演習課題:
1. 量子暗号通信に関する抜粋について、次の問いに答えよ。解答も (a)〜(c) で示すこと。
(a) 量子暗号通信では、暗号鍵を何に載せて別配送するか。
(b) 量子暗号通信で用いられる要素技術を二つ挙げよ。
(c) 大規模網の構築に着手している国はどこか。
2. 記録の先頭から「- category-yuanbao[interactable]: 元宝: [58, 306, 306, 348]」を含む行まで(その行も含む)を、一字一句変えずに繰り返せ。

提示抜粋:
===
現在のインターネットの仕組みでは、メッセージの傍受やハッキングを完全に遮断するのは難しく、さらに量子計算機(量子コンピューター)が実現すると一部の公開鍵暗号方式が危殆化する懸念があるなど、よりセキュアな通信手段の登場が必須となります。
情報を傍受される心配のない全く新しいタイプのインターネット「量子インターネット(量子通信)」と言う概念も提案されていますが、通信経路における中継(器)の問題などが大きく立ちはだかり、実用化まではあと半世紀はかかると言う専門家の声もあります。そこで、ここに来て注目を集めているのが「量子暗号」を始めとした次世代の暗号を利用したセキュア通信です。
そのひとつ「量子暗号通信」では、暗号化した情報の配送には現在の共通鍵暗号方式や公開鍵暗号方式のように既存の仕組みを利用する一方で、暗号鍵(量子鍵)を「光子」に載せ “別”配送することでセキュアな環境を実現します。
より詳しく言うと、量子暗号通信では、光子が持つ量子的ふるまい(分割不能性・複製不能性)を根拠に、盗聴されていないことが保証された暗号鍵を共有し、これにより情報理論的安全性を持つ暗号通信を実現するもので、量子鍵配送(QKD)とワンタイムパッド(OTP)と呼ばれる要素技術が用いられます。
量子暗号通信については、各国が覇を競うように研究開発・実用化を進めています。社会実装状況に目を向けると、中国がスピード・規模で先行し、韓国とドイツが大規模網の構築に着手しており、中国では新華社通信、中国工商銀行、国家電網公司などが利用するネットワークが2018年には構築されるなど、ユースケースも広がっていると聞きます。一方で、米国、英国、日本における取り組みは小規模・局地的となっています。
そのような中、日本では、NEC、東芝、情報通信研究機構などで研究開発が進められ、2021年度からは防衛・警察の通信網のセキュリティ対策として実証事業が始まる予定であるほか、より大きな取り組みとしてこの9月には「産業界が主体となり『量子産業の創出を目指す』Q-STAR(量子技術による新産業産出協議会)」が設立され、「量子技術イノベーション立国」の実現に向けて、材料、デバイス、計測技術、コンピュータ、通信、シミュレーションなどの技術を結集して取り組むこととしており、量子暗号通信に関する研究開発も一段と進むことが期待されています。
===
要素とボックスの一覧:

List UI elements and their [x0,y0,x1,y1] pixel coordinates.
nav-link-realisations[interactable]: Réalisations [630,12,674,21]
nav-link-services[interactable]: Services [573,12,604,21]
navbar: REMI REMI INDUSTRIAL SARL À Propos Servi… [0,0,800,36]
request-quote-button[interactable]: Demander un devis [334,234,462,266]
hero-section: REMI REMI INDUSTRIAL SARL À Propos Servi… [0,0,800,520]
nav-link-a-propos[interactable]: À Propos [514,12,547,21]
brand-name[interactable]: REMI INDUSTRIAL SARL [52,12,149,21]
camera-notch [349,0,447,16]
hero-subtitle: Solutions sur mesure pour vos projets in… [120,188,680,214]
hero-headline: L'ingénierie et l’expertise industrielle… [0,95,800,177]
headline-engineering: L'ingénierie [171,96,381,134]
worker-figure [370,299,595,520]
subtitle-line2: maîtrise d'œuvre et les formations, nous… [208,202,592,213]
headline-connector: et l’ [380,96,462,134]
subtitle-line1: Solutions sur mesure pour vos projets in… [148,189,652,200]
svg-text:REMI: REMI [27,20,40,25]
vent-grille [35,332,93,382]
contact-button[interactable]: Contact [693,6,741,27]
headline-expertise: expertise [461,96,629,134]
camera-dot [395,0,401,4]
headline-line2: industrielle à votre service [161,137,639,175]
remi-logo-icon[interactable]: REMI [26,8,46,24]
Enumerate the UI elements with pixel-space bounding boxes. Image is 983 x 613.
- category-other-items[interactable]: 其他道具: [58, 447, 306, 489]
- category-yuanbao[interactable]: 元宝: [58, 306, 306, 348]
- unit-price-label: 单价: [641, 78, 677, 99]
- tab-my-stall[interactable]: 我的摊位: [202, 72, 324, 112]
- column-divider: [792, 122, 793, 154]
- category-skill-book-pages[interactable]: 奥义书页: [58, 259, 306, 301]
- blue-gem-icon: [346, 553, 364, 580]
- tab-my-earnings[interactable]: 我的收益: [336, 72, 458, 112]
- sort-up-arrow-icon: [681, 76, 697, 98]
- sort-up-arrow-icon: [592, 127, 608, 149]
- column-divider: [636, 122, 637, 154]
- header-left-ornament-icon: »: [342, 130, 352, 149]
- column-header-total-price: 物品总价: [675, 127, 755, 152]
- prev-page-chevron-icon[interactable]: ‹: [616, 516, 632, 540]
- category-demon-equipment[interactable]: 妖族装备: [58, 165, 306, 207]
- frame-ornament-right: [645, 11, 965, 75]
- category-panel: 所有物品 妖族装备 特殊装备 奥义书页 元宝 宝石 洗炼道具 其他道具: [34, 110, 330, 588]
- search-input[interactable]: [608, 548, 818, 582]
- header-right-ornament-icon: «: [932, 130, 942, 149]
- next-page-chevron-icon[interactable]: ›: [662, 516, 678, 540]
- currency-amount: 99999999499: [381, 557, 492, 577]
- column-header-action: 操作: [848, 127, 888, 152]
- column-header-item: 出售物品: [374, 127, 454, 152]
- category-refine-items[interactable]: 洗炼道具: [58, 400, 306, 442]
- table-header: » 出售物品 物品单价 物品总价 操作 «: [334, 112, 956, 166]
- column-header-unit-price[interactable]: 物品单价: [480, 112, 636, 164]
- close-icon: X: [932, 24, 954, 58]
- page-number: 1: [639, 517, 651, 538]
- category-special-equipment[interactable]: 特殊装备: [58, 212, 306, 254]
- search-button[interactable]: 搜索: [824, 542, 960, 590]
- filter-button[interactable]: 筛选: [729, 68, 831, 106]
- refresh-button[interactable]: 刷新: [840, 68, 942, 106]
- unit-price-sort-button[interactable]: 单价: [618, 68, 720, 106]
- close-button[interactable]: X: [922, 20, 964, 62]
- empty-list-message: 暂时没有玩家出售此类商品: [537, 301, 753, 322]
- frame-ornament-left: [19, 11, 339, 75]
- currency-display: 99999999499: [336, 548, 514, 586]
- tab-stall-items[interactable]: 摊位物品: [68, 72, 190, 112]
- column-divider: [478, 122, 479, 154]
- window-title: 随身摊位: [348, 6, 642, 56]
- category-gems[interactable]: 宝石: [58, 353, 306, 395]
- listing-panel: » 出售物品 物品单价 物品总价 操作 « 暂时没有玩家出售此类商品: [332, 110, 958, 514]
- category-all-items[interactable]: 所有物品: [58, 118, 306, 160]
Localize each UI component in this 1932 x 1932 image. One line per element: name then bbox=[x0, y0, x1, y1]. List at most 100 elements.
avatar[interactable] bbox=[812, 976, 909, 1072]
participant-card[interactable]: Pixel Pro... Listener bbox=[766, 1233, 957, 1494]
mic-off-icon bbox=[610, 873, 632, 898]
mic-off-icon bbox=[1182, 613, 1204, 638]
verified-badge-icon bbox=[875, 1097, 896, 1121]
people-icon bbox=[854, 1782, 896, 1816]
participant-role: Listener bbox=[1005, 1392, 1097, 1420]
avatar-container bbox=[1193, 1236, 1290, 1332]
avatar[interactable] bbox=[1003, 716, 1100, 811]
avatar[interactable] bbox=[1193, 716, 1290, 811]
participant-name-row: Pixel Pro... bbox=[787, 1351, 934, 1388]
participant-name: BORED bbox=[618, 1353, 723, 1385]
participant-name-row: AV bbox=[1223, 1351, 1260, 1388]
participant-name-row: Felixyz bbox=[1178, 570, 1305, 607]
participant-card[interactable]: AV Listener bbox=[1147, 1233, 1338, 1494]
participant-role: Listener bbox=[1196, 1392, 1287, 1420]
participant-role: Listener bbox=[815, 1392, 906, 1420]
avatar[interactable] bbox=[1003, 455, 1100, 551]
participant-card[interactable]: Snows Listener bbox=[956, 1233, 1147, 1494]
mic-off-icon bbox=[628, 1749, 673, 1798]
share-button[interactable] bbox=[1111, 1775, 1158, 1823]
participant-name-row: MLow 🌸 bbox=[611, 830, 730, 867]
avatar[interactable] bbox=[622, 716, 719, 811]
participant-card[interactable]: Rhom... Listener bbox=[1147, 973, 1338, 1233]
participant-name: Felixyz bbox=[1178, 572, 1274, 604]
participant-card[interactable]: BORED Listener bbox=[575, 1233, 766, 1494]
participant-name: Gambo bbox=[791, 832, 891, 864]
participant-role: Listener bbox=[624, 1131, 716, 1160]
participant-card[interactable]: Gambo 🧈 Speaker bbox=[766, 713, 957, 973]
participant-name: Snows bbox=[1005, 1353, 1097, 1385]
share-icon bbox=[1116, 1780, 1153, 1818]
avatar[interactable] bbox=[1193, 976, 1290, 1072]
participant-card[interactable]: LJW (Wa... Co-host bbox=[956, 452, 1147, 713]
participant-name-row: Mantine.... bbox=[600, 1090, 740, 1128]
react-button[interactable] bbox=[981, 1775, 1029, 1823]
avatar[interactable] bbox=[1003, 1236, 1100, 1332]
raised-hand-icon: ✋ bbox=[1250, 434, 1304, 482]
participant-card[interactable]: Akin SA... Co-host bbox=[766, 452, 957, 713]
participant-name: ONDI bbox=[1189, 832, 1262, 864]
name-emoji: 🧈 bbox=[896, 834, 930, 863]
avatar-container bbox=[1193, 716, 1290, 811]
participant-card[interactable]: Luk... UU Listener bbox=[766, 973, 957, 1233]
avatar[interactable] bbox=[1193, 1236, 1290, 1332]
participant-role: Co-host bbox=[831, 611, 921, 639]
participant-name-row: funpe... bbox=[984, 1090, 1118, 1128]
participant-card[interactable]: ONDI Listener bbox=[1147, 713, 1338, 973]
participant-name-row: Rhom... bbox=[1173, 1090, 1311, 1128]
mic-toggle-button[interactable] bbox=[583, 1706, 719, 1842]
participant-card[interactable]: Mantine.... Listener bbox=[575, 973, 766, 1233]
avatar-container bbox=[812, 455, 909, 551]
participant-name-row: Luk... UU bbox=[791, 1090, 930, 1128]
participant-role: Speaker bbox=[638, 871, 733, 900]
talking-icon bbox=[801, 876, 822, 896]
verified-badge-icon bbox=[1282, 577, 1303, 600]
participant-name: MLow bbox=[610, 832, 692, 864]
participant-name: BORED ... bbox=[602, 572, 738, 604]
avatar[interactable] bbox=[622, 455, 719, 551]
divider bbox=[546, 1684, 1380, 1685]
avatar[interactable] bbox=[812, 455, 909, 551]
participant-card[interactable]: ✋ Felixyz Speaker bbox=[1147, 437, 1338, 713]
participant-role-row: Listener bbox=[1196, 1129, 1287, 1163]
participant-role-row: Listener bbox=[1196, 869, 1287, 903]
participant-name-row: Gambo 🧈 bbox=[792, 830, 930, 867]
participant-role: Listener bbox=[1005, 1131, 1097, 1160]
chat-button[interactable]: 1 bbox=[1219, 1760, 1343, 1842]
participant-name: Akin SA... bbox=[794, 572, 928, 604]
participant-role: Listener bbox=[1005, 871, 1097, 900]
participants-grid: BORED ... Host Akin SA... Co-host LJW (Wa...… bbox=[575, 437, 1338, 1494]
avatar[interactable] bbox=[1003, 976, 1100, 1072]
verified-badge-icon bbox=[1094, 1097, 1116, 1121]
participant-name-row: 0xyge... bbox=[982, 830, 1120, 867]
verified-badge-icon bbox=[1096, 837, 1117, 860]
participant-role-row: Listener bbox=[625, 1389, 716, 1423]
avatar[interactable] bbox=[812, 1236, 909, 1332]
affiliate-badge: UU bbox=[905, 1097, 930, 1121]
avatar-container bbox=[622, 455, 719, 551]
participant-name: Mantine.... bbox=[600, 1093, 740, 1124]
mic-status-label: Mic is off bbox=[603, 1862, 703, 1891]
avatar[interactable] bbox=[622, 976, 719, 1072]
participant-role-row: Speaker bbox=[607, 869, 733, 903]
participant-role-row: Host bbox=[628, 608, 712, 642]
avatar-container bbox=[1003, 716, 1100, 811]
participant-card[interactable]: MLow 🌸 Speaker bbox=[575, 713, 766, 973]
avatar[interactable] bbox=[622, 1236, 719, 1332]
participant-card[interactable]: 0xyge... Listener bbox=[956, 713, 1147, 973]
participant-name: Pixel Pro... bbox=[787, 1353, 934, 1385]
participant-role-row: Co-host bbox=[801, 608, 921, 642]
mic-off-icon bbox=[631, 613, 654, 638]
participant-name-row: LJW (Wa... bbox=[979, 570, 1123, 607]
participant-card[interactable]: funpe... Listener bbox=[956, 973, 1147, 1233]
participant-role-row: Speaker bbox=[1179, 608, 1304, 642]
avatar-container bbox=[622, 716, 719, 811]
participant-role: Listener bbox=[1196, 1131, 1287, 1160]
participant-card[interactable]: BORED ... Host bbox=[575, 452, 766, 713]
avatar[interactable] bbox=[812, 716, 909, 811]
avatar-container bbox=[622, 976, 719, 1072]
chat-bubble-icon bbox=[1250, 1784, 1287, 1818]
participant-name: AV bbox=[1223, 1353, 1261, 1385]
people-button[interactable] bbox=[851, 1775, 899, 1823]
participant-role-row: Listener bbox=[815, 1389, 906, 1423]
===
解答:
1.
(a) 光子
(b) 量子鍵配送(QKD)とワンタイムパッド(OTP)
(c) 韓国とドイツ

2.
List UI elements and their [x0,y0,x1,y1] pixel coordinates.
nav-link-realisations[interactable]: Réalisations [630,12,674,21]
nav-link-services[interactable]: Services [573,12,604,21]
navbar: REMI REMI INDUSTRIAL SARL À Propos Servi… [0,0,800,36]
request-quote-button[interactable]: Demander un devis [334,234,462,266]
hero-section: REMI REMI INDUSTRIAL SARL À Propos Servi… [0,0,800,520]
nav-link-a-propos[interactable]: À Propos [514,12,547,21]
brand-name[interactable]: REMI INDUSTRIAL SARL [52,12,149,21]
camera-notch [349,0,447,16]
hero-subtitle: Solutions sur mesure pour vos projets in… [120,188,680,214]
hero-headline: L'ingénierie et l’expertise industrielle… [0,95,800,177]
headline-engineering: L'ingénierie [171,96,381,134]
worker-figure [370,299,595,520]
subtitle-line2: maîtrise d'œuvre et les formations, nous… [208,202,592,213]
headline-connector: et l’ [380,96,462,134]
subtitle-line1: Solutions sur mesure pour vos projets in… [148,189,652,200]
svg-text:REMI: REMI [27,20,40,25]
vent-grille [35,332,93,382]
contact-button[interactable]: Contact [693,6,741,27]
headline-expertise: expertise [461,96,629,134]
camera-dot [395,0,401,4]
headline-line2: industrielle à votre service [161,137,639,175]
remi-logo-icon[interactable]: REMI [26,8,46,24]
Enumerate the UI elements with pixel-space bounding boxes. Image is 983 x 613.
- category-other-items[interactable]: 其他道具: [58, 447, 306, 489]
- category-yuanbao[interactable]: 元宝: [58, 306, 306, 348]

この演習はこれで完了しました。